**Goal**
Your task is to restate the data word for word.

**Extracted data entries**

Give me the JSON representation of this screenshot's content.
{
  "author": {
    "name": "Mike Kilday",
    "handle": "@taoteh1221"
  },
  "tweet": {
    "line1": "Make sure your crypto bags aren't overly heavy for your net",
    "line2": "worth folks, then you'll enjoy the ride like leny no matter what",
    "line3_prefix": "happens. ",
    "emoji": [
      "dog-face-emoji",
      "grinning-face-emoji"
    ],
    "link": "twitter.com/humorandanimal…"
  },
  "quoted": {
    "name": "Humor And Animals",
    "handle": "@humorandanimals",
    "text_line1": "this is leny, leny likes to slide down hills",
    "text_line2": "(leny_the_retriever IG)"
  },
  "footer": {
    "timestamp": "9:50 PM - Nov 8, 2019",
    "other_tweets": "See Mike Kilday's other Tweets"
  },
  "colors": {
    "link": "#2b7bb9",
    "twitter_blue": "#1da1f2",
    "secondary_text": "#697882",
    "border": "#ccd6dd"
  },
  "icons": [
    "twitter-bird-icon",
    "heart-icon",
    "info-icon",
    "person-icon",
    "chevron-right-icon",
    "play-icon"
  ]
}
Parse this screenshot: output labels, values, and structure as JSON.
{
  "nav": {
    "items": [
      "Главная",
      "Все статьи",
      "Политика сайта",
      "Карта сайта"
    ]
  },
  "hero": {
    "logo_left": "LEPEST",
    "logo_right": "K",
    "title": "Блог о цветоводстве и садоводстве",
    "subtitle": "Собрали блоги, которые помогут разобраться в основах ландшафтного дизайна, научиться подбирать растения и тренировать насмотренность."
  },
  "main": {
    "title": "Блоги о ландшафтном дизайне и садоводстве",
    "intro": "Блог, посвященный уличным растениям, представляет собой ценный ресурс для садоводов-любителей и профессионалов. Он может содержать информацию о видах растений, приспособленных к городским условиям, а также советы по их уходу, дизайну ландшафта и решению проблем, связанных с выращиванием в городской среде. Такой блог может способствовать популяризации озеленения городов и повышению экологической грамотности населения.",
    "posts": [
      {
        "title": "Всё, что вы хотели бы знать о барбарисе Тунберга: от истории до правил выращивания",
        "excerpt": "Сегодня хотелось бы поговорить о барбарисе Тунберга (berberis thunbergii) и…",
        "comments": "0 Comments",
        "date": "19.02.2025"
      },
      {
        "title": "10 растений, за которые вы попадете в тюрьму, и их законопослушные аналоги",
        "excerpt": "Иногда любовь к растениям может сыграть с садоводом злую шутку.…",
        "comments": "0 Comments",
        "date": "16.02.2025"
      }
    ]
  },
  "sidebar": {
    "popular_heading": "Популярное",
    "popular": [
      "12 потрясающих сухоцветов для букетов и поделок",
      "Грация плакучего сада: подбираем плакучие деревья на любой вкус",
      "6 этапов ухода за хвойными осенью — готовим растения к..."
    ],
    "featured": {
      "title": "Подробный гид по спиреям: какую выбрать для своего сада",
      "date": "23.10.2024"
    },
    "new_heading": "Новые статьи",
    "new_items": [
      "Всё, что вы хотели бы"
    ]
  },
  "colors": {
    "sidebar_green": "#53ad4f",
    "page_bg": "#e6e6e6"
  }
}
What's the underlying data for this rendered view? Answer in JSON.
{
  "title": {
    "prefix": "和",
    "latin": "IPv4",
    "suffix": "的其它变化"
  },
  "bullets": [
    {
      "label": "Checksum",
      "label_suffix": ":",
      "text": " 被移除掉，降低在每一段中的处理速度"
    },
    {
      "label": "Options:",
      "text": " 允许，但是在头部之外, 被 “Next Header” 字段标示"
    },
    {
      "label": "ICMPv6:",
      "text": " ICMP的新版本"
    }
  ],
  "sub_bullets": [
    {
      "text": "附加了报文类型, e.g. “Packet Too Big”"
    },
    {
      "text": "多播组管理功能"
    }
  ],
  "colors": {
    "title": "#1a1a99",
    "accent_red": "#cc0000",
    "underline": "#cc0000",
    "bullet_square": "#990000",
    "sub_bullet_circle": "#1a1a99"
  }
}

**Reply to the task**
Give me the JSON representation of this screenshot's content.
{
  "author": {
    "name": "Mike Kilday",
    "handle": "@taoteh1221"
  },
  "tweet": {
    "line1": "Make sure your crypto bags aren't overly heavy for your net",
    "line2": "worth folks, then you'll enjoy the ride like leny no matter what",
    "line3_prefix": "happens. ",
    "emoji": [
      "dog-face-emoji",
      "grinning-face-emoji"
    ],
    "link": "twitter.com/humorandanimal…"
  },
  "quoted": {
    "name": "Humor And Animals",
    "handle": "@humorandanimals",
    "text_line1": "this is leny, leny likes to slide down hills",
    "text_line2": "(leny_the_retriever IG)"
  },
  "footer": {
    "timestamp": "9:50 PM - Nov 8, 2019",
    "other_tweets": "See Mike Kilday's other Tweets"
  },
  "colors": {
    "link": "#2b7bb9",
    "twitter_blue": "#1da1f2",
    "secondary_text": "#697882",
    "border": "#ccd6dd"
  },
  "icons": [
    "twitter-bird-icon",
    "heart-icon",
    "info-icon",
    "person-icon",
    "chevron-right-icon",
    "play-icon"
  ]
}
Parse this screenshot: output labels, values, and structure as JSON.
{
  "nav": {
    "items": [
      "Главная",
      "Все статьи",
      "Политика сайта",
      "Карта сайта"
    ]
  },
  "hero": {
    "logo_left": "LEPEST",
    "logo_right": "K",
    "title": "Блог о цветоводстве и садоводстве",
    "subtitle": "Собрали блоги, которые помогут разобраться в основах ландшафтного дизайна, научиться подбирать растения и тренировать насмотренность."
  },
  "main": {
    "title": "Блоги о ландшафтном дизайне и садоводстве",
    "intro": "Блог, посвященный уличным растениям, представляет собой ценный ресурс для садоводов-любителей и профессионалов. Он может содержать информацию о видах растений, приспособленных к городским условиям, а также советы по их уходу, дизайну ландшафта и решению проблем, связанных с выращиванием в городской среде. Такой блог может способствовать популяризации озеленения городов и повышению экологической грамотности населения.",
    "posts": [
      {
        "title": "Всё, что вы хотели бы знать о барбарисе Тунберга: от истории до правил выращивания",
        "excerpt": "Сегодня хотелось бы поговорить о барбарисе Тунберга (berberis thunbergii) и…",
        "comments": "0 Comments",
        "date": "19.02.2025"
      },
      {
        "title": "10 растений, за которые вы попадете в тюрьму, и их законопослушные аналоги",
        "excerpt": "Иногда любовь к растениям может сыграть с садоводом злую шутку.…",
        "comments": "0 Comments",
        "date": "16.02.2025"
      }
    ]
  },
  "sidebar": {
    "popular_heading": "Популярное",
    "popular": [
      "12 потрясающих сухоцветов для букетов и поделок",
      "Грация плакучего сада: подбираем плакучие деревья на любой вкус",
      "6 этапов ухода за хвойными осенью — готовим растения к..."
    ],
    "featured": {
      "title": "Подробный гид по спиреям: какую выбрать для своего сада",
      "date": "23.10.2024"
    },
    "new_heading": "Новые статьи",
    "new_items": [
      "Всё, что вы хотели бы"
    ]
  },
  "colors": {
    "sidebar_green": "#53ad4f",
    "page_bg": "#e6e6e6"
  }
}
What's the underlying data for this rendered view? Answer in JSON.
{
  "title": {
    "prefix": "和",
    "latin": "IPv4",
    "suffix": "的其它变化"
  },
  "bullets": [
    {
      "label": "Checksum",
      "label_suffix": ":",
      "text": " 被移除掉，降低在每一段中的处理速度"
    },
    {
      "label": "Options:",
      "text": " 允许，但是在头部之外, 被 “Next Header” 字段标示"
    },
    {
      "label": "ICMPv6:",
      "text": " ICMP的新版本"
    }
  ],
  "sub_bullets": [
    {
      "text": "附加了报文类型, e.g. “Packet Too Big”"
    },
    {
      "text": "多播组管理功能"
    }
  ],
  "colors": {
    "title": "#1a1a99",
    "accent_red": "#cc0000",
    "underline": "#cc0000",
    "bullet_square": "#990000",
    "sub_bullet_circle": "#1a1a99"
  }
}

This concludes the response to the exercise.